[Chart and figure data]
____________________

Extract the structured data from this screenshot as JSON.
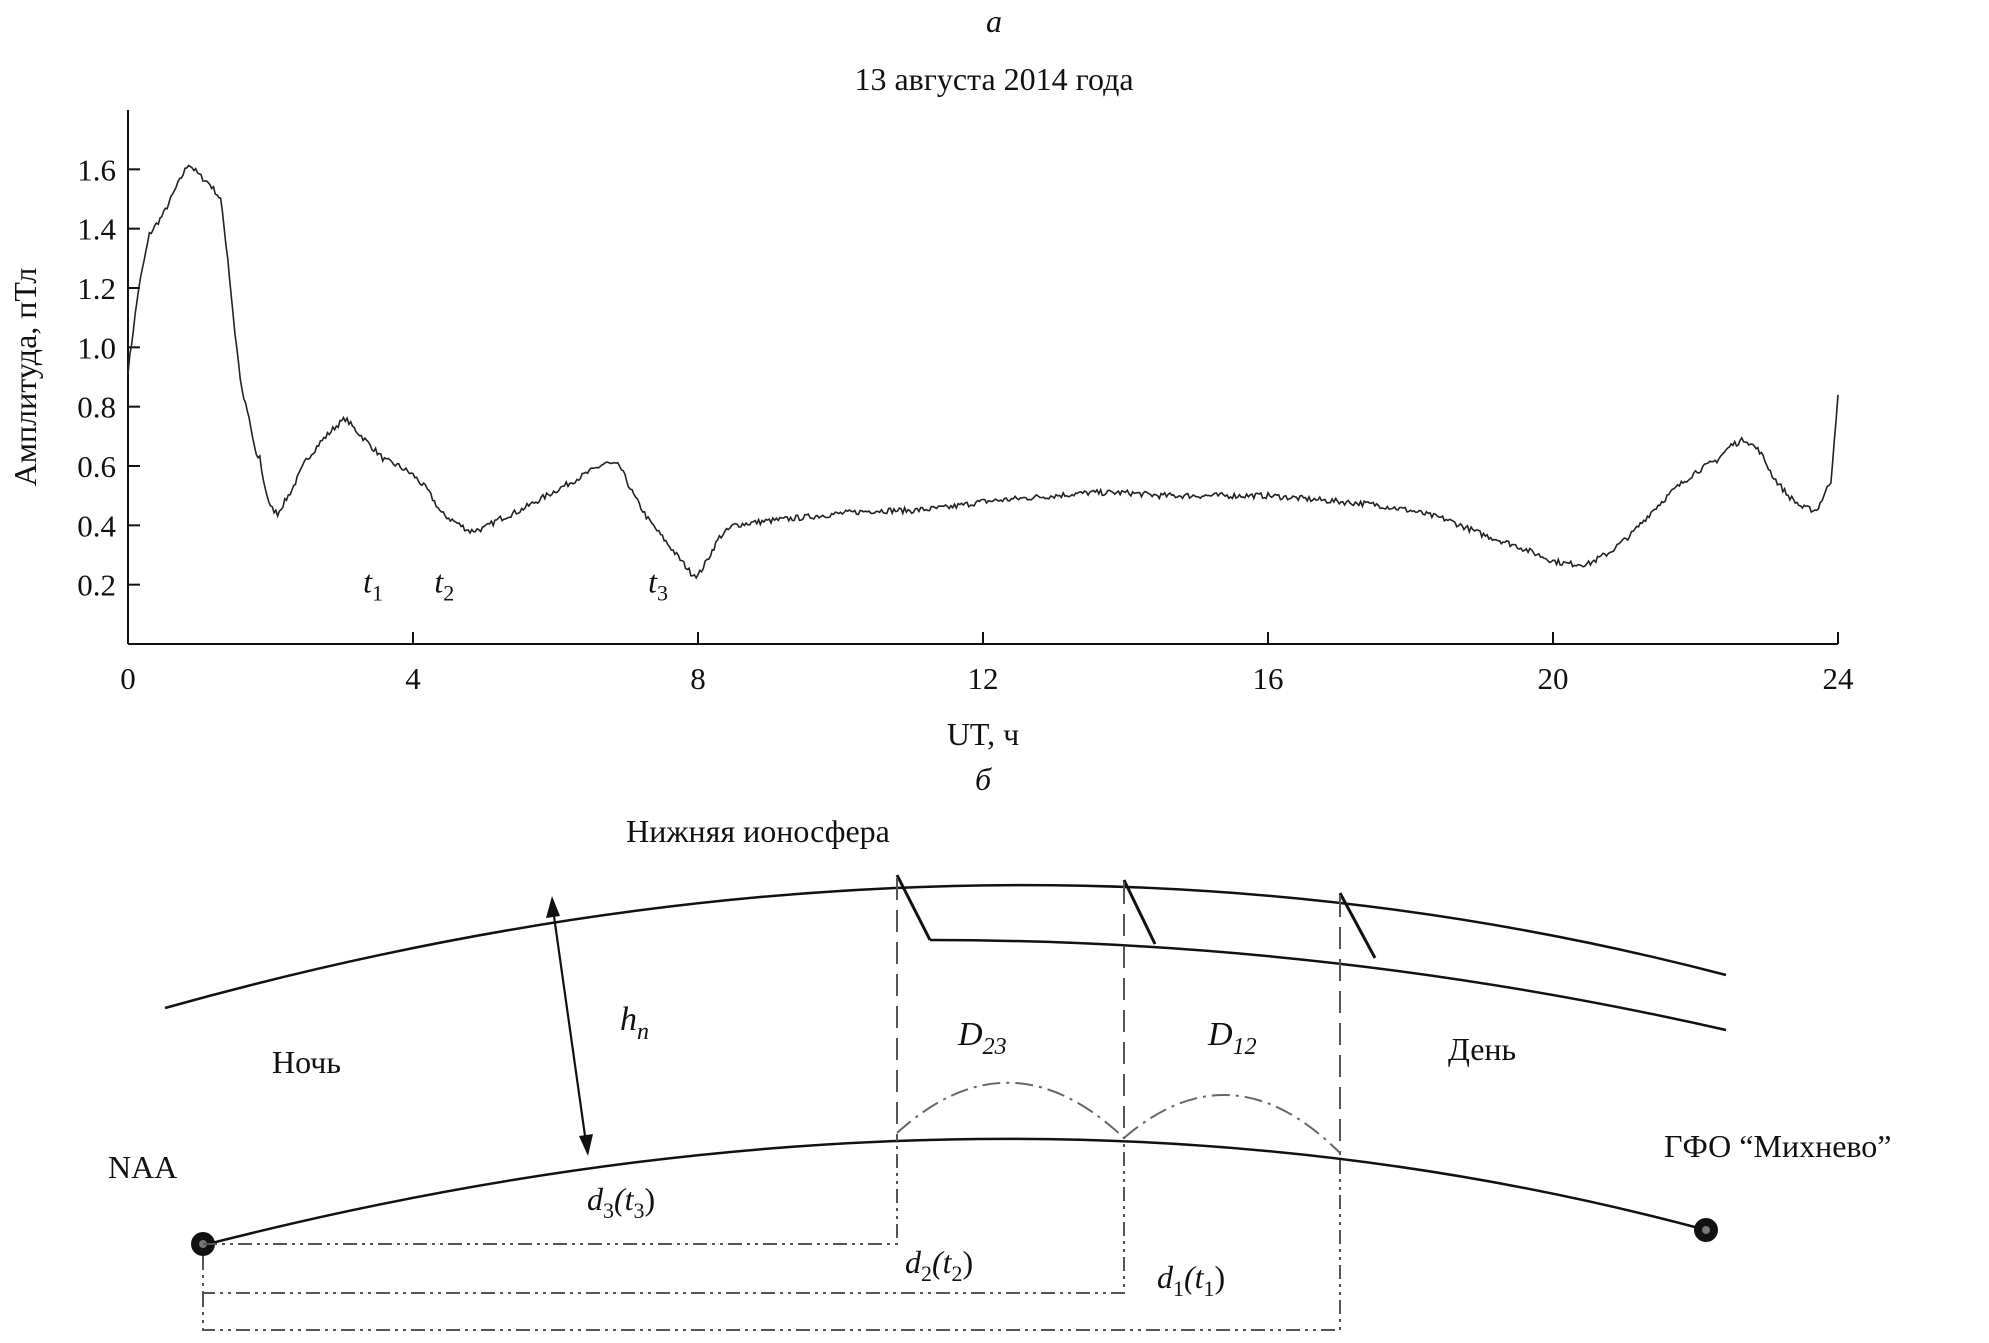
{
  "panel_a": {
    "label": "а",
    "title": "13 августа 2014 года",
    "ylabel": "Амплитуда, пТл",
    "xlabel": "UT, ч",
    "markers": [
      {
        "name": "t",
        "sub": "1",
        "x": 3.3,
        "y": 0.22
      },
      {
        "name": "t",
        "sub": "2",
        "x": 4.3,
        "y": 0.22
      },
      {
        "name": "t",
        "sub": "3",
        "x": 7.3,
        "y": 0.22
      }
    ]
  },
  "panel_b": {
    "label": "б",
    "ionosphere_label": "Нижняя ионосфера",
    "height_symbol": "h",
    "height_sub": "n",
    "night_label": "Ночь",
    "day_label": "День",
    "d23_symbol": "D",
    "d23_sub": "23",
    "d12_symbol": "D",
    "d12_sub": "12",
    "transmitter_label": "NAA",
    "receiver_label": "ГФО “Михнево”",
    "distances": [
      {
        "symbol": "d",
        "sub": "3",
        "arg": "(t",
        "arg_sub": "3",
        "close": ")"
      },
      {
        "symbol": "d",
        "sub": "2",
        "arg": "(t",
        "arg_sub": "2",
        "close": ")"
      },
      {
        "symbol": "d",
        "sub": "1",
        "arg": "(t",
        "arg_sub": "1",
        "close": ")"
      }
    ]
  },
  "chart_data": {
    "type": "line",
    "title": "13 августа 2014 года",
    "xlabel": "UT, ч",
    "ylabel": "Амплитуда, пТл",
    "xlim": [
      0,
      24
    ],
    "ylim": [
      0.0,
      1.8
    ],
    "xticks": [
      0,
      4,
      8,
      12,
      16,
      20,
      24
    ],
    "yticks": [
      0.2,
      0.4,
      0.6,
      0.8,
      1.0,
      1.2,
      1.4,
      1.6
    ],
    "grid": false,
    "series": [
      {
        "x": [
          0,
          0.15,
          0.3,
          0.5,
          0.7,
          0.85,
          1.0,
          1.15,
          1.3,
          1.4,
          1.5,
          1.6,
          1.7,
          1.8,
          1.85,
          1.9,
          2.0,
          2.1,
          2.2,
          2.3,
          2.5,
          2.7,
          2.9,
          3.05,
          3.2,
          3.4,
          3.6,
          3.8,
          4.0,
          4.2,
          4.4,
          4.6,
          4.8,
          5.0,
          5.2,
          5.5,
          5.8,
          6.1,
          6.4,
          6.7,
          6.9,
          7.1,
          7.3,
          7.5,
          7.7,
          7.9,
          8.0,
          8.1,
          8.3,
          8.5,
          8.8,
          9.2,
          9.6,
          10.0,
          10.5,
          11.0,
          11.5,
          12.0,
          12.5,
          13.0,
          13.5,
          14.0,
          14.5,
          15.0,
          15.5,
          16.0,
          16.5,
          17.0,
          17.5,
          18.0,
          18.5,
          19.0,
          19.5,
          20.0,
          20.2,
          20.5,
          20.8,
          21.1,
          21.4,
          21.7,
          22.0,
          22.3,
          22.5,
          22.7,
          22.9,
          23.1,
          23.3,
          23.5,
          23.7,
          23.9,
          24.0
        ],
        "y": [
          0.92,
          1.2,
          1.38,
          1.45,
          1.55,
          1.62,
          1.58,
          1.55,
          1.5,
          1.3,
          1.05,
          0.85,
          0.76,
          0.63,
          0.63,
          0.55,
          0.46,
          0.44,
          0.48,
          0.52,
          0.62,
          0.68,
          0.73,
          0.76,
          0.72,
          0.67,
          0.62,
          0.6,
          0.57,
          0.52,
          0.44,
          0.41,
          0.38,
          0.39,
          0.42,
          0.45,
          0.49,
          0.53,
          0.57,
          0.61,
          0.6,
          0.5,
          0.42,
          0.36,
          0.3,
          0.24,
          0.23,
          0.27,
          0.36,
          0.4,
          0.41,
          0.42,
          0.43,
          0.44,
          0.45,
          0.45,
          0.46,
          0.48,
          0.49,
          0.5,
          0.51,
          0.51,
          0.5,
          0.5,
          0.5,
          0.5,
          0.49,
          0.48,
          0.47,
          0.45,
          0.42,
          0.37,
          0.33,
          0.28,
          0.27,
          0.27,
          0.31,
          0.37,
          0.45,
          0.52,
          0.58,
          0.62,
          0.67,
          0.69,
          0.65,
          0.56,
          0.5,
          0.46,
          0.45,
          0.55,
          0.84
        ]
      }
    ]
  }
}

____________________

Write out the listing above again, exactly, but with no pictures in the copy.

Exercise solution:
Extract the structured data from this screenshot as JSON.
{
  "panel_a": {
    "label": "а",
    "title": "13 августа 2014 года",
    "ylabel": "Амплитуда, пТл",
    "xlabel": "UT, ч",
    "markers": [
      {
        "name": "t",
        "sub": "1",
        "x": 3.3,
        "y": 0.22
      },
      {
        "name": "t",
        "sub": "2",
        "x": 4.3,
        "y": 0.22
      },
      {
        "name": "t",
        "sub": "3",
        "x": 7.3,
        "y": 0.22
      }
    ]
  },
  "panel_b": {
    "label": "б",
    "ionosphere_label": "Нижняя ионосфера",
    "height_symbol": "h",
    "height_sub": "n",
    "night_label": "Ночь",
    "day_label": "День",
    "d23_symbol": "D",
    "d23_sub": "23",
    "d12_symbol": "D",
    "d12_sub": "12",
    "transmitter_label": "NAA",
    "receiver_label": "ГФО “Михнево”",
    "distances": [
      {
        "symbol": "d",
        "sub": "3",
        "arg": "(t",
        "arg_sub": "3",
        "close": ")"
      },
      {
        "symbol": "d",
        "sub": "2",
        "arg": "(t",
        "arg_sub": "2",
        "close": ")"
      },
      {
        "symbol": "d",
        "sub": "1",
        "arg": "(t",
        "arg_sub": "1",
        "close": ")"
      }
    ]
  },
  "chart_data": {
    "type": "line",
    "title": "13 августа 2014 года",
    "xlabel": "UT, ч",
    "ylabel": "Амплитуда, пТл",
    "xlim": [
      0,
      24
    ],
    "ylim": [
      0.0,
      1.8
    ],
    "xticks": [
      0,
      4,
      8,
      12,
      16,
      20,
      24
    ],
    "yticks": [
      0.2,
      0.4,
      0.6,
      0.8,
      1.0,
      1.2,
      1.4,
      1.6
    ],
    "grid": false,
    "series": [
      {
        "x": [
          0,
          0.15,
          0.3,
          0.5,
          0.7,
          0.85,
          1.0,
          1.15,
          1.3,
          1.4,
          1.5,
          1.6,
          1.7,
          1.8,
          1.85,
          1.9,
          2.0,
          2.1,
          2.2,
          2.3,
          2.5,
          2.7,
          2.9,
          3.05,
          3.2,
          3.4,
          3.6,
          3.8,
          4.0,
          4.2,
          4.4,
          4.6,
          4.8,
          5.0,
          5.2,
          5.5,
          5.8,
          6.1,
          6.4,
          6.7,
          6.9,
          7.1,
          7.3,
          7.5,
          7.7,
          7.9,
          8.0,
          8.1,
          8.3,
          8.5,
          8.8,
          9.2,
          9.6,
          10.0,
          10.5,
          11.0,
          11.5,
          12.0,
          12.5,
          13.0,
          13.5,
          14.0,
          14.5,
          15.0,
          15.5,
          16.0,
          16.5,
          17.0,
          17.5,
          18.0,
          18.5,
          19.0,
          19.5,
          20.0,
          20.2,
          20.5,
          20.8,
          21.1,
          21.4,
          21.7,
          22.0,
          22.3,
          22.5,
          22.7,
          22.9,
          23.1,
          23.3,
          23.5,
          23.7,
          23.9,
          24.0
        ],
        "y": [
          0.92,
          1.2,
          1.38,
          1.45,
          1.55,
          1.62,
          1.58,
          1.55,
          1.5,
          1.3,
          1.05,
          0.85,
          0.76,
          0.63,
          0.63,
          0.55,
          0.46,
          0.44,
          0.48,
          0.52,
          0.62,
          0.68,
          0.73,
          0.76,
          0.72,
          0.67,
          0.62,
          0.6,
          0.57,
          0.52,
          0.44,
          0.41,
          0.38,
          0.39,
          0.42,
          0.45,
          0.49,
          0.53,
          0.57,
          0.61,
          0.6,
          0.5,
          0.42,
          0.36,
          0.3,
          0.24,
          0.23,
          0.27,
          0.36,
          0.4,
          0.41,
          0.42,
          0.43,
          0.44,
          0.45,
          0.45,
          0.46,
          0.48,
          0.49,
          0.5,
          0.51,
          0.51,
          0.5,
          0.5,
          0.5,
          0.5,
          0.49,
          0.48,
          0.47,
          0.45,
          0.42,
          0.37,
          0.33,
          0.28,
          0.27,
          0.27,
          0.31,
          0.37,
          0.45,
          0.52,
          0.58,
          0.62,
          0.67,
          0.69,
          0.65,
          0.56,
          0.5,
          0.46,
          0.45,
          0.55,
          0.84
        ]
      }
    ]
  }
}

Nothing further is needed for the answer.